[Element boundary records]
━━━━━━━━━━━━━━━━━━━━━━━━━━━━━━
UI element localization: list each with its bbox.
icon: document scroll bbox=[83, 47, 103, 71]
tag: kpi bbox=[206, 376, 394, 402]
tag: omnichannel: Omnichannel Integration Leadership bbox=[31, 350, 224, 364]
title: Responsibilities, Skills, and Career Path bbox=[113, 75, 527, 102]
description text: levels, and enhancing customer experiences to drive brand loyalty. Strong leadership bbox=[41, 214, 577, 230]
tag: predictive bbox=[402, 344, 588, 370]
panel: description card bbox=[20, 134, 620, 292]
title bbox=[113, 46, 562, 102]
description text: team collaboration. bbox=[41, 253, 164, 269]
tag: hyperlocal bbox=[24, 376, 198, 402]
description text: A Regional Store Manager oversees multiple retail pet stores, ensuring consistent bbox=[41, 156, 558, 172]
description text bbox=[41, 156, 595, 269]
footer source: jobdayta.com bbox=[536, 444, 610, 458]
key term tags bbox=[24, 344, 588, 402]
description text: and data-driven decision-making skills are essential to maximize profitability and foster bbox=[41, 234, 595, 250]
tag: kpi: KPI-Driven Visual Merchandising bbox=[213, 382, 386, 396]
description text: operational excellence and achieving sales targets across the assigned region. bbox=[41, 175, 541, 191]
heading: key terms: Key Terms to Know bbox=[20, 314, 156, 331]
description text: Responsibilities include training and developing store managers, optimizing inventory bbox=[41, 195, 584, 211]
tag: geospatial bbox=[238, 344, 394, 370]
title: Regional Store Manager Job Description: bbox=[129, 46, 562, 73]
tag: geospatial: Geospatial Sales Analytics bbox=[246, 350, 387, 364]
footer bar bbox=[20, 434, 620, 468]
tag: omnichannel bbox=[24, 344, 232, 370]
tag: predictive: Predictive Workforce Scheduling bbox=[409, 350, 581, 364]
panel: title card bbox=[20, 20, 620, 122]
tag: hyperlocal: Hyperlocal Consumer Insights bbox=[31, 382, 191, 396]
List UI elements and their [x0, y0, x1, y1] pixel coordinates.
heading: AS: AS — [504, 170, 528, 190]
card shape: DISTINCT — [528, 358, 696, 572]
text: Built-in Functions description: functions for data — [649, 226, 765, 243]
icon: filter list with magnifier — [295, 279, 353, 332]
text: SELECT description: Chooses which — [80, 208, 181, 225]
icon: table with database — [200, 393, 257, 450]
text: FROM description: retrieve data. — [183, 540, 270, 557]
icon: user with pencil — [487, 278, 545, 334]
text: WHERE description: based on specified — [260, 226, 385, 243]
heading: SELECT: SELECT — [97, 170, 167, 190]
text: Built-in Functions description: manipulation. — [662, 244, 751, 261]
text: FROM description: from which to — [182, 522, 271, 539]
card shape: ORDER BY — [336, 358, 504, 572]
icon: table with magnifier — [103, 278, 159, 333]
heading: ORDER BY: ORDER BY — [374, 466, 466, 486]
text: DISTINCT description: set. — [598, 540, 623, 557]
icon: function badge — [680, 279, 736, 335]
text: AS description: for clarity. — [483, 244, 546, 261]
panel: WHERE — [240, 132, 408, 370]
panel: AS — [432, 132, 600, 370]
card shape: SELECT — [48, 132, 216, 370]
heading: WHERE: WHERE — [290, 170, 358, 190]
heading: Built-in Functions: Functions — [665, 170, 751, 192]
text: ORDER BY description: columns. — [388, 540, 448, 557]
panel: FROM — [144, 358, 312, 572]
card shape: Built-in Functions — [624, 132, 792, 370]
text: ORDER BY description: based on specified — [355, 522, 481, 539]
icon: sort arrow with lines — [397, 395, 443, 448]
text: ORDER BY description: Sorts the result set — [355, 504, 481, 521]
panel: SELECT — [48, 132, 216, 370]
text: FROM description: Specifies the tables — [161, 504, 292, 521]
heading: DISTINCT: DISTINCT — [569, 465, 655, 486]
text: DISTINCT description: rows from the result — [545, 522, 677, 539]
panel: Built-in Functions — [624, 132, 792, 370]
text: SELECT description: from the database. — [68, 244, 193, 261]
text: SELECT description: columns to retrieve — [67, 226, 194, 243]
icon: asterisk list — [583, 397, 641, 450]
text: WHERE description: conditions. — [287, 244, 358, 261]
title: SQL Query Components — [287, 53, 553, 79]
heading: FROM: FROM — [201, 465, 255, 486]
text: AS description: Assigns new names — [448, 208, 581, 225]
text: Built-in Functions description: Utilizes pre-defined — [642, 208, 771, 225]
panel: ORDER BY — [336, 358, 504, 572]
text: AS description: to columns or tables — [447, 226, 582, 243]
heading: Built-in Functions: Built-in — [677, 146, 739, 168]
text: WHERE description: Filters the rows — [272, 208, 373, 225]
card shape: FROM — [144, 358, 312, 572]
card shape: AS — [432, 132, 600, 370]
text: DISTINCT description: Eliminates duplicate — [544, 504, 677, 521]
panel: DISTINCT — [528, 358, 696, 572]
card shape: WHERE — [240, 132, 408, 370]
━━━━━━━━━━━━━━━━━━━━━━━━━━━━━━
### [AIM OF THE EXERCISE]
Copy the data above word for word, starting at its first line and stopping after the line containing "tag: predictive: Predictive".

### [ANSWER TO THE PROBLEM]
UI element localization: list each with its bbox.
icon: document scroll bbox=[83, 47, 103, 71]
tag: kpi bbox=[206, 376, 394, 402]
tag: omnichannel: Omnichannel Integration Leadership bbox=[31, 350, 224, 364]
title: Responsibilities, Skills, and Career Path bbox=[113, 75, 527, 102]
description text: levels, and enhancing customer experiences to drive brand loyalty. Strong leadership bbox=[41, 214, 577, 230]
tag: predictive bbox=[402, 344, 588, 370]
panel: description card bbox=[20, 134, 620, 292]
title bbox=[113, 46, 562, 102]
description text: team collaboration. bbox=[41, 253, 164, 269]
tag: hyperlocal bbox=[24, 376, 198, 402]
description text: A Regional Store Manager oversees multiple retail pet stores, ensuring consistent bbox=[41, 156, 558, 172]
description text bbox=[41, 156, 595, 269]
footer source: jobdayta.com bbox=[536, 444, 610, 458]
key term tags bbox=[24, 344, 588, 402]
description text: and data-driven decision-making skills are essential to maximize profitability and foster bbox=[41, 234, 595, 250]
tag: kpi: KPI-Driven Visual Merchandising bbox=[213, 382, 386, 396]
description text: operational excellence and achieving sales targets across the assigned region. bbox=[41, 175, 541, 191]
heading: key terms: Key Terms to Know bbox=[20, 314, 156, 331]
description text: Responsibilities include training and developing store managers, optimizing inventory bbox=[41, 195, 584, 211]
tag: geospatial bbox=[238, 344, 394, 370]
title: Regional Store Manager Job Description: bbox=[129, 46, 562, 73]
tag: geospatial: Geospatial Sales Analytics bbox=[246, 350, 387, 364]
footer bar bbox=[20, 434, 620, 468]
tag: omnichannel bbox=[24, 344, 232, 370]
tag: predictive: Predictive Workforce Scheduling bbox=[409, 350, 581, 364]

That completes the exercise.